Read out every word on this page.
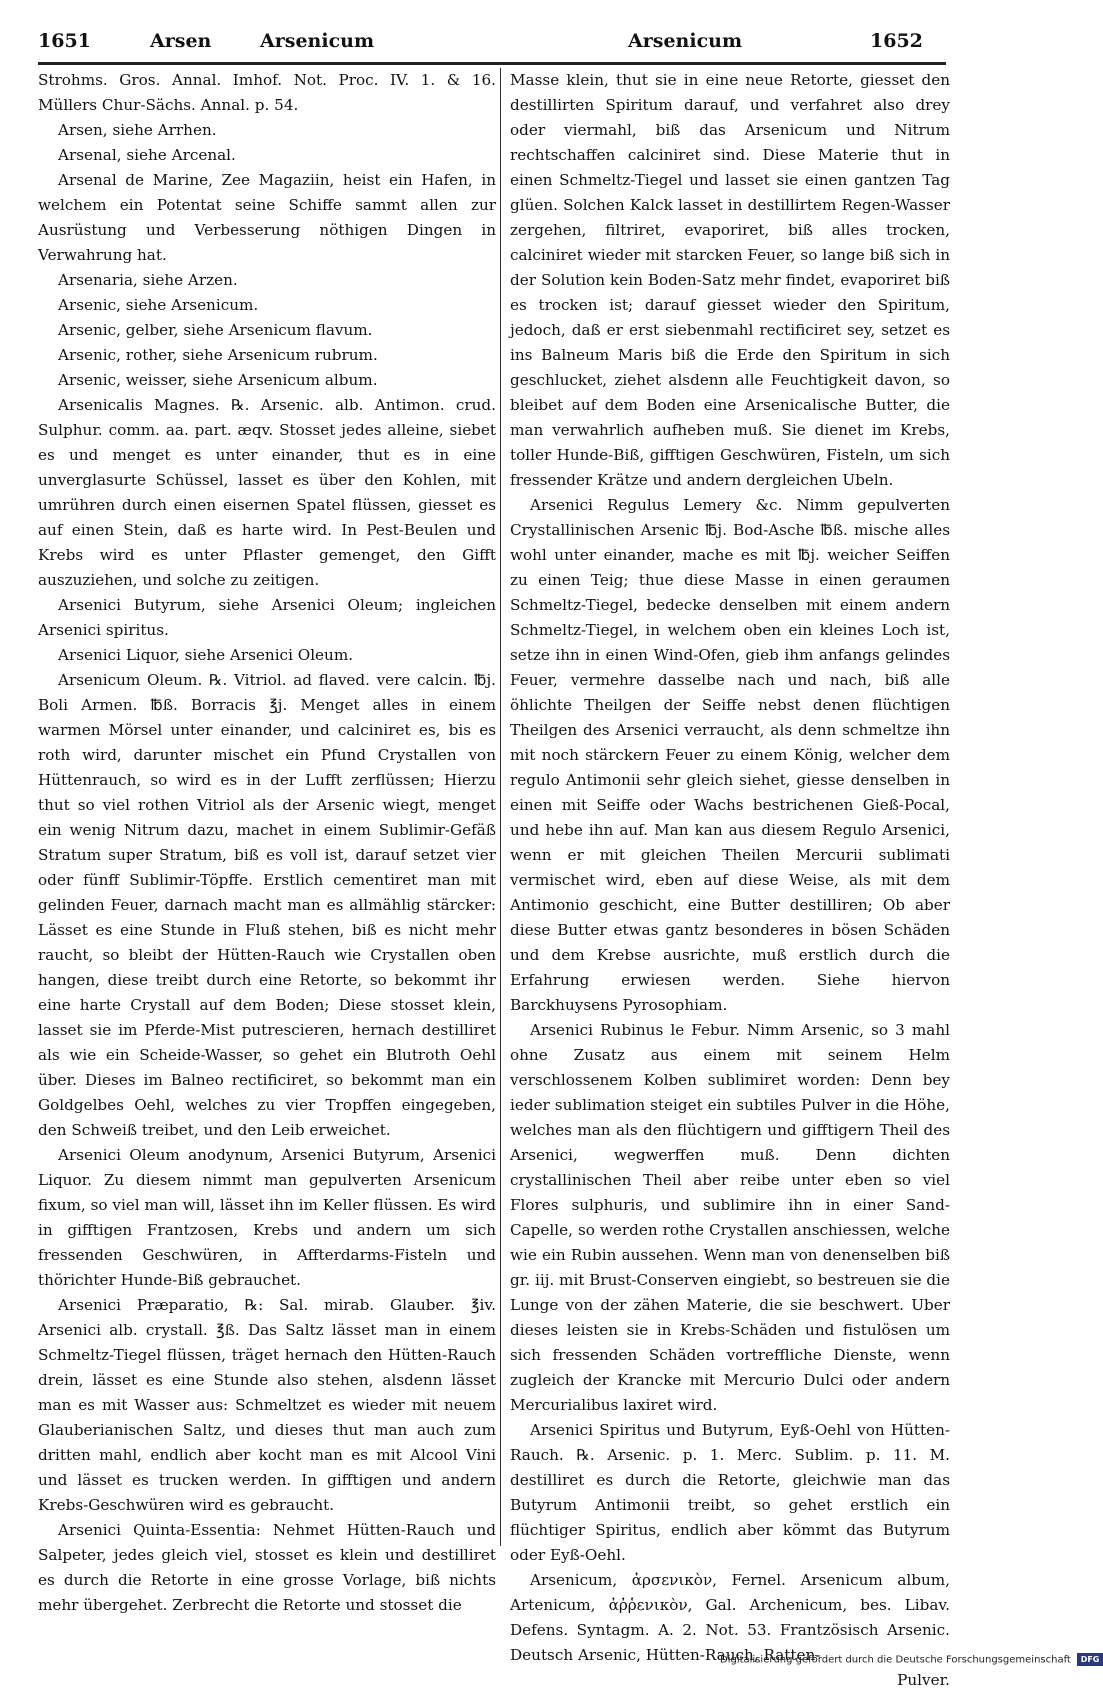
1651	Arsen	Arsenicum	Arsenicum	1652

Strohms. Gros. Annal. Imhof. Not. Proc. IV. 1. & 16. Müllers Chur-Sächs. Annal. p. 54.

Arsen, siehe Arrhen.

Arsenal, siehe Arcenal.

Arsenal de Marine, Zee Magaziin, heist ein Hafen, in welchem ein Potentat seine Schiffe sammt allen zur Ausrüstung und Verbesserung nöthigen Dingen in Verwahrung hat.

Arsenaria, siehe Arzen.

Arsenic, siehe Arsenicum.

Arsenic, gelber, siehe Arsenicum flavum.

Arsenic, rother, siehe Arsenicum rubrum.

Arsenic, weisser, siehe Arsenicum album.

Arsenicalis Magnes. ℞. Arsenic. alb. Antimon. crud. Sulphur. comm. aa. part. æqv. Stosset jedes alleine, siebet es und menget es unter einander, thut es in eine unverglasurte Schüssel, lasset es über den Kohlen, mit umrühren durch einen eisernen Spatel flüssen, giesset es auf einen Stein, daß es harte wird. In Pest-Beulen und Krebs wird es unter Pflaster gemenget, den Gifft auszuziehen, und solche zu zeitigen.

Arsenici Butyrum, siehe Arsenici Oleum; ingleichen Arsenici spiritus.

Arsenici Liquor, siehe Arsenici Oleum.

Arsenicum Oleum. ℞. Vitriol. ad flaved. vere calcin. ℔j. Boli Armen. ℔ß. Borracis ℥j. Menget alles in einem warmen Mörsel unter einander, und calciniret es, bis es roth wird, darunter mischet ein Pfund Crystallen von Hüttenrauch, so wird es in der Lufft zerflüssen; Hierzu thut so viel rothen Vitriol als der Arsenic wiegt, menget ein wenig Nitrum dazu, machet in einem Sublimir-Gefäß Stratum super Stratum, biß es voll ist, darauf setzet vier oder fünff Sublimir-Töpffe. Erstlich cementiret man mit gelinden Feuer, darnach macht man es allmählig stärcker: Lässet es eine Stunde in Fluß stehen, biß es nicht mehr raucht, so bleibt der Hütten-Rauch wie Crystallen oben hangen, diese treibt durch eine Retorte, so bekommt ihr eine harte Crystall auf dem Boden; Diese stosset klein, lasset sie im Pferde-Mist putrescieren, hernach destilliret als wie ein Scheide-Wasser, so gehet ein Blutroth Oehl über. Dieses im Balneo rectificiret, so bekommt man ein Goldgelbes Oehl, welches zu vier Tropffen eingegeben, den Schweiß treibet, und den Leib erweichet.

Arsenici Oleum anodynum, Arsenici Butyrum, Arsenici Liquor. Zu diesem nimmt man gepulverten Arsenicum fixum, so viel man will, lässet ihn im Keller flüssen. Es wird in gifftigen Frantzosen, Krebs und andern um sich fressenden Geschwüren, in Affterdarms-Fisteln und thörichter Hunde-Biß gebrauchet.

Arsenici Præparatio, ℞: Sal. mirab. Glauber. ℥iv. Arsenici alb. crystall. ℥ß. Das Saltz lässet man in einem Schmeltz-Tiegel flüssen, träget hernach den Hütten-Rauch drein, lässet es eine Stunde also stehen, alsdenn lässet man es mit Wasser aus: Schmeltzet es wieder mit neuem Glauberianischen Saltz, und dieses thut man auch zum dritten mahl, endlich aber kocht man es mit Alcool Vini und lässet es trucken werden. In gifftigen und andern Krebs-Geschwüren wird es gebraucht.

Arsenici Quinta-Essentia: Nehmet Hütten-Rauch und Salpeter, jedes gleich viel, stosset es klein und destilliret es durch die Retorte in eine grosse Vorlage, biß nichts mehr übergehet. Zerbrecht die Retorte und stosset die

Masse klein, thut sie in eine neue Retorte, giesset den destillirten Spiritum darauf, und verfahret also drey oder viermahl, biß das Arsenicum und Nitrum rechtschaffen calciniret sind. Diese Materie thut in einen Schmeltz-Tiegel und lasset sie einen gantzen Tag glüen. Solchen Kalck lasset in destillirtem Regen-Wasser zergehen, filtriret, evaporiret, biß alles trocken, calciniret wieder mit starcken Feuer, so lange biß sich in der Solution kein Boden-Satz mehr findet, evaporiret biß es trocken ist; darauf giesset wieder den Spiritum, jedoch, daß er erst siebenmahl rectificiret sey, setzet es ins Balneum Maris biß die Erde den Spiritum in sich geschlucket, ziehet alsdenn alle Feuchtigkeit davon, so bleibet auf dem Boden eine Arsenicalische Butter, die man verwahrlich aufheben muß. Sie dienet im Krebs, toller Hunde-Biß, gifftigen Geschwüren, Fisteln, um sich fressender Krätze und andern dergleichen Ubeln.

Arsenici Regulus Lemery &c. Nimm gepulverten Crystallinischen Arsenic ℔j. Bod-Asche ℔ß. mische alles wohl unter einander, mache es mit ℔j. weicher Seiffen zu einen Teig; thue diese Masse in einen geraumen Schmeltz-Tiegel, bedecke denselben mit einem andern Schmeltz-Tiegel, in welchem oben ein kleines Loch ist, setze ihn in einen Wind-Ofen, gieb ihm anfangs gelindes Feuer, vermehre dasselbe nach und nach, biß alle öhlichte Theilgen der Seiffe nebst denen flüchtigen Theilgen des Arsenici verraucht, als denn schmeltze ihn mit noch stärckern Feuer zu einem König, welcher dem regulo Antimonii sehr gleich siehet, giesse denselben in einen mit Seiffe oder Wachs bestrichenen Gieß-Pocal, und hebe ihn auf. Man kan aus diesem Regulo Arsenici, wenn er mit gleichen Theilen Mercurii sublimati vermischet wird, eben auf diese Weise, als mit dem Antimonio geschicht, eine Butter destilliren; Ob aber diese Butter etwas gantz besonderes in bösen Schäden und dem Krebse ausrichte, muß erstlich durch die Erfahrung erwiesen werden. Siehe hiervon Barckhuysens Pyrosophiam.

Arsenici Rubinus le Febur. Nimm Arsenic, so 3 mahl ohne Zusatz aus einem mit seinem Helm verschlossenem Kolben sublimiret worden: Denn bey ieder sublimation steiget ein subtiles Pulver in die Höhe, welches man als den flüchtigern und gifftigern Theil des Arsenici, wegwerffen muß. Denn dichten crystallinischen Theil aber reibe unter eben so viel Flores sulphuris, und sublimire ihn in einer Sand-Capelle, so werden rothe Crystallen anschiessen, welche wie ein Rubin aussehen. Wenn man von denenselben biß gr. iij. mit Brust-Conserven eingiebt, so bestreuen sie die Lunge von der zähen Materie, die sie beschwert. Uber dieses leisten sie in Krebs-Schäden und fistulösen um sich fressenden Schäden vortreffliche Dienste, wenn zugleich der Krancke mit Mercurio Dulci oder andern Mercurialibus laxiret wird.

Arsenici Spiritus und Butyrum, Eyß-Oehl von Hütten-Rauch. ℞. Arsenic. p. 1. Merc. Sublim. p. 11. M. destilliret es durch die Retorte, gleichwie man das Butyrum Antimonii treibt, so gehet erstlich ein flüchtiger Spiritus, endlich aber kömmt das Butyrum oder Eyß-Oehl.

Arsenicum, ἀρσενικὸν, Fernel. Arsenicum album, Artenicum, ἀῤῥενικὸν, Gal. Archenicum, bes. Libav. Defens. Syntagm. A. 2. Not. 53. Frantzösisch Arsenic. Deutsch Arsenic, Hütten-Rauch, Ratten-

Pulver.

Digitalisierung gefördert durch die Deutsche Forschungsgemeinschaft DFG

...

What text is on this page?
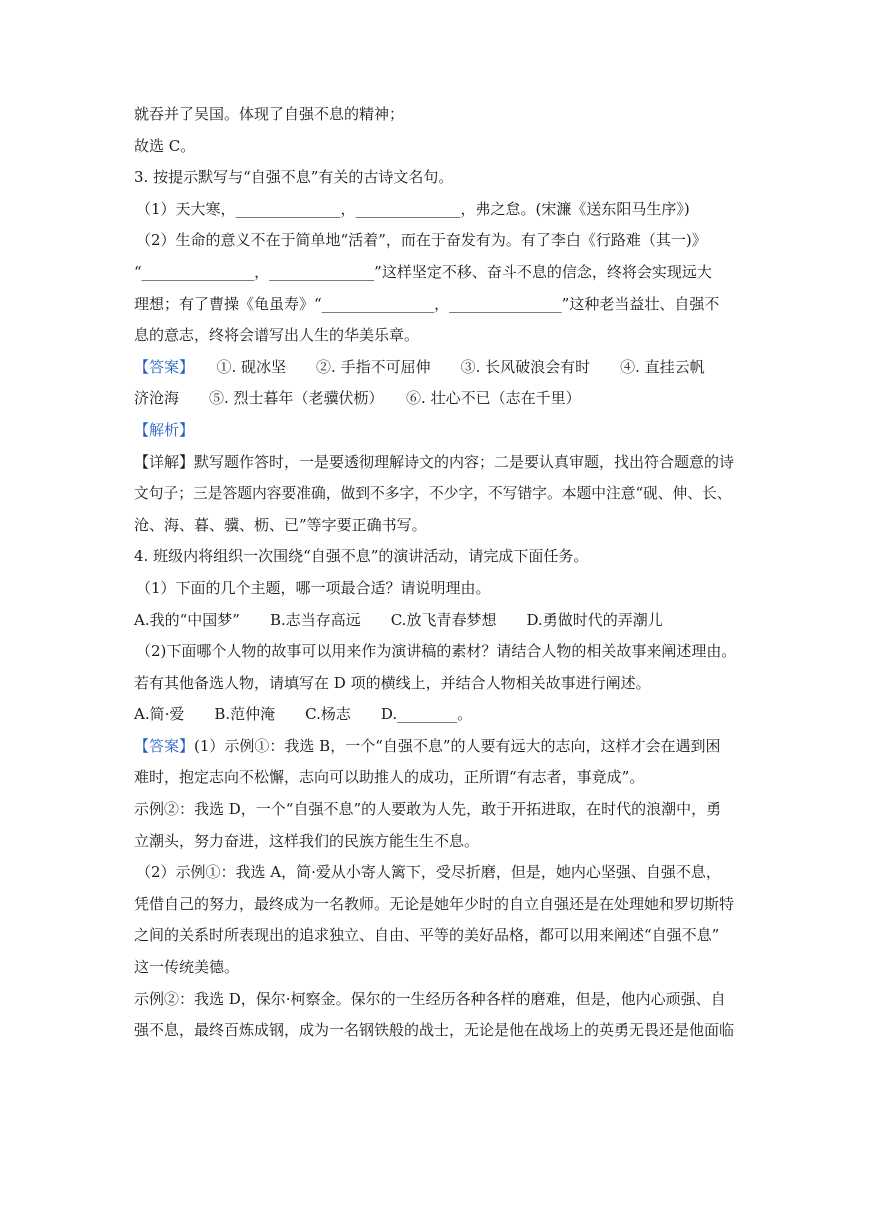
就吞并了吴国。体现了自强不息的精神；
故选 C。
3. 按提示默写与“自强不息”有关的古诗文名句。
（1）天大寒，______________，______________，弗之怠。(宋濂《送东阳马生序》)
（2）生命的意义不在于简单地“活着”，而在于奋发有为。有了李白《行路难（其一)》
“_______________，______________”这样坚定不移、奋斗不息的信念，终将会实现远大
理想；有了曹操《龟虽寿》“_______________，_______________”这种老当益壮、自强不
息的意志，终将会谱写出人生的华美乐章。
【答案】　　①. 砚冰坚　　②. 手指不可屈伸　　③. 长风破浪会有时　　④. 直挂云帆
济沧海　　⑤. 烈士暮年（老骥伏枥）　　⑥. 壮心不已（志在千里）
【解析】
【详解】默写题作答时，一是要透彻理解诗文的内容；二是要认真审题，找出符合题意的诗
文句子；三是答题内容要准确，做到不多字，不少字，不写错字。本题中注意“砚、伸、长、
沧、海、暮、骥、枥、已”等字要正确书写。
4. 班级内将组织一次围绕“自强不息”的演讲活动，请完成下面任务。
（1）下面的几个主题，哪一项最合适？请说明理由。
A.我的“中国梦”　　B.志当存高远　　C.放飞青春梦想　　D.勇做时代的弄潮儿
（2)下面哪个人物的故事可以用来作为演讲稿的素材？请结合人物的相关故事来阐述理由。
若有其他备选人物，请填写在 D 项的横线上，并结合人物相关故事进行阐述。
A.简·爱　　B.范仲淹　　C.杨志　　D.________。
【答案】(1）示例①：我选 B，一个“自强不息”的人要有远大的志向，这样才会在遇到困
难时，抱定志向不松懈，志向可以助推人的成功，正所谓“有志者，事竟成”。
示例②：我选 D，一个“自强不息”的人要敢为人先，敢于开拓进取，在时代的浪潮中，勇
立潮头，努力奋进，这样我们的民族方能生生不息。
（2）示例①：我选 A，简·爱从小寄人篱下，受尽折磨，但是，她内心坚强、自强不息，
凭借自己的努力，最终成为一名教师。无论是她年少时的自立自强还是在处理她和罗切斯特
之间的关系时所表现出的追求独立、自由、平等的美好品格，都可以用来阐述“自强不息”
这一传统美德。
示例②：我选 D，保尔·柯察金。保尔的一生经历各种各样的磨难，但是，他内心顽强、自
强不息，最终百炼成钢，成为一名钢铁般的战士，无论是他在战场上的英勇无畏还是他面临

* AIM
State how many lines of the listing include the word "album". Reply with the number alone.

* TASK ANSWER
2